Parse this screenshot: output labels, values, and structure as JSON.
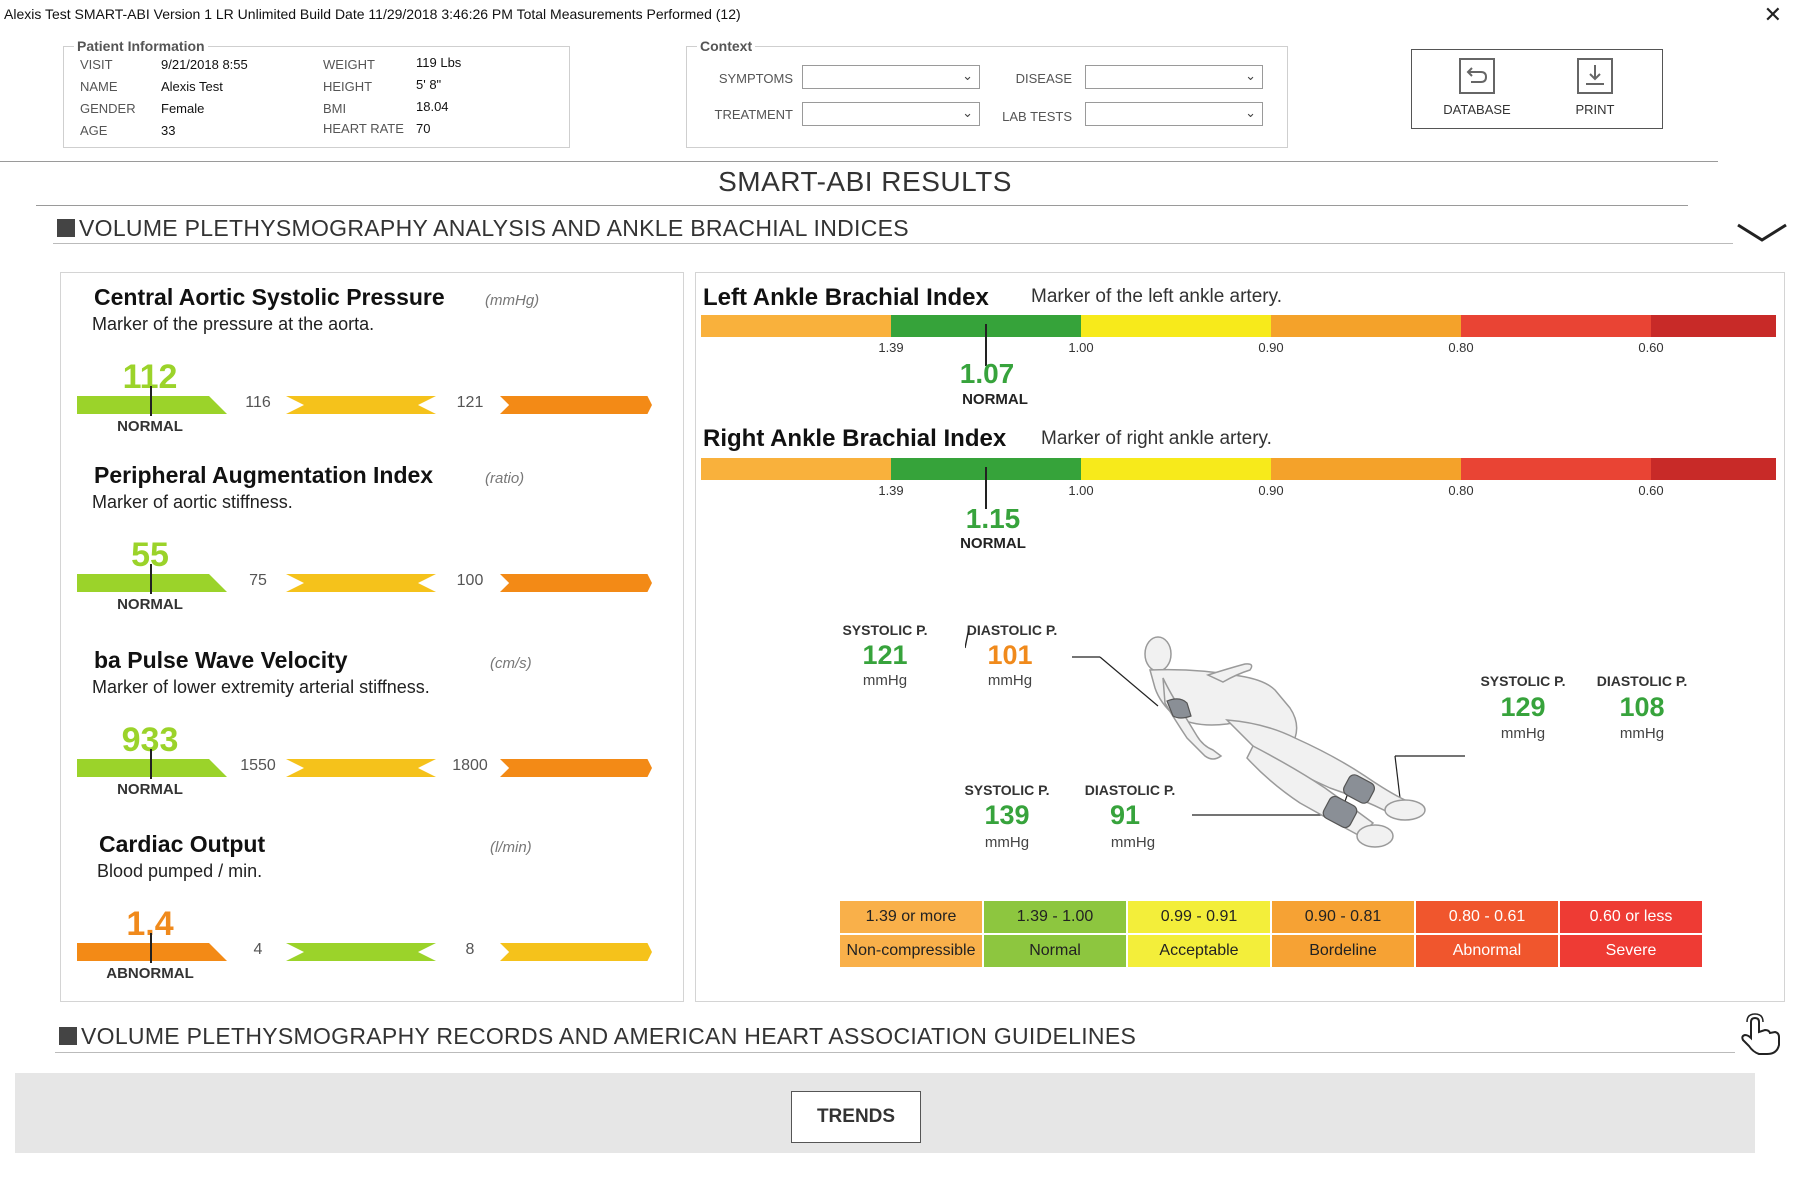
{
  "titlebar": {
    "text": "Alexis Test SMART-ABI Version 1 LR Unlimited Build Date 11/29/2018 3:46:26 PM    Total Measurements Performed (12)",
    "close": "✕"
  },
  "patient": {
    "label": "Patient Information",
    "fields": [
      {
        "key": "VISIT",
        "value": "9/21/2018   8:55"
      },
      {
        "key": "NAME",
        "value": "Alexis Test"
      },
      {
        "key": "GENDER",
        "value": "Female"
      },
      {
        "key": "AGE",
        "value": "33"
      },
      {
        "key": "WEIGHT",
        "value": "119 Lbs"
      },
      {
        "key": "HEIGHT",
        "value": "5'  8\""
      },
      {
        "key": "BMI",
        "value": "18.04"
      },
      {
        "key": "HEART RATE",
        "value": "70"
      }
    ]
  },
  "context": {
    "label": "Context",
    "symptoms": "SYMPTOMS",
    "treatment": "TREATMENT",
    "disease": "DISEASE",
    "lab_tests": "LAB TESTS"
  },
  "toolbar": {
    "database": "DATABASE",
    "print": "PRINT"
  },
  "results_title": "SMART-ABI RESULTS",
  "section1": "VOLUME PLETHYSMOGRAPHY ANALYSIS AND ANKLE BRACHIAL INDICES",
  "section2": "VOLUME PLETHYSMOGRAPHY RECORDS AND AMERICAN HEART ASSOCIATION GUIDELINES",
  "metrics": [
    {
      "title": "Central Aortic Systolic Pressure",
      "unit": "(mmHg)",
      "desc": "Marker of the pressure at the aorta.",
      "value": "112",
      "status": "NORMAL",
      "t1": "116",
      "t2": "121",
      "value_color": "#9bd32a"
    },
    {
      "title": "Peripheral Augmentation Index",
      "unit": "(ratio)",
      "desc": "Marker of aortic stiffness.",
      "value": "55",
      "status": "NORMAL",
      "t1": "75",
      "t2": "100",
      "value_color": "#9bd32a"
    },
    {
      "title": "ba Pulse Wave Velocity",
      "unit": "(cm/s)",
      "desc": "Marker of lower extremity arterial stiffness.",
      "value": "933",
      "status": "NORMAL",
      "t1": "1550",
      "t2": "1800",
      "value_color": "#9bd32a"
    },
    {
      "title": "Cardiac Output",
      "unit": "(l/min)",
      "desc": "Blood pumped / min.",
      "value": "1.4",
      "status": "ABNORMAL",
      "t1": "4",
      "t2": "8",
      "value_color": "#f08a1c"
    }
  ],
  "abi": [
    {
      "title": "Left Ankle Brachial Index",
      "desc": "Marker of the left ankle artery.",
      "value": "1.07",
      "status": "NORMAL"
    },
    {
      "title": "Right Ankle Brachial Index",
      "desc": "Marker of right ankle artery.",
      "value": "1.15",
      "status": "NORMAL"
    }
  ],
  "abi_ticks": [
    "1.39",
    "1.00",
    "0.90",
    "0.80",
    "0.60"
  ],
  "pressures": {
    "systolic_label": "SYSTOLIC P.",
    "diastolic_label": "DIASTOLIC P.",
    "unit": "mmHg",
    "arm": {
      "systolic": "121",
      "diastolic": "101"
    },
    "right_ankle": {
      "systolic": "129",
      "diastolic": "108"
    },
    "left_ankle": {
      "systolic": "139",
      "diastolic": "91"
    }
  },
  "legend": {
    "ranges": [
      "1.39 or more",
      "1.39 - 1.00",
      "0.99 - 0.91",
      "0.90 - 0.81",
      "0.80 - 0.61",
      "0.60 or less"
    ],
    "labels": [
      "Non-compressible",
      "Normal",
      "Acceptable",
      "Bordeline",
      "Abnormal",
      "Severe"
    ],
    "colors": [
      "#f9b04a",
      "#8dc63f",
      "#f3ee3a",
      "#f6a234",
      "#f0562d",
      "#ee3b34"
    ]
  },
  "colors": {
    "green": "#9bd32a",
    "yellow": "#f5c21b",
    "orange": "#f38a16",
    "abi_orange": "#f9b13c",
    "abi_green": "#36a33a",
    "abi_yellow": "#f7ea1b",
    "abi_orange2": "#f4a22a",
    "abi_red": "#e94434",
    "abi_darkred": "#c82a28"
  },
  "trends": "TRENDS"
}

-*-

(Brief) Work out how many lines of the data above hold the word "Marker", and write only the count.

(Result of this exercise) 5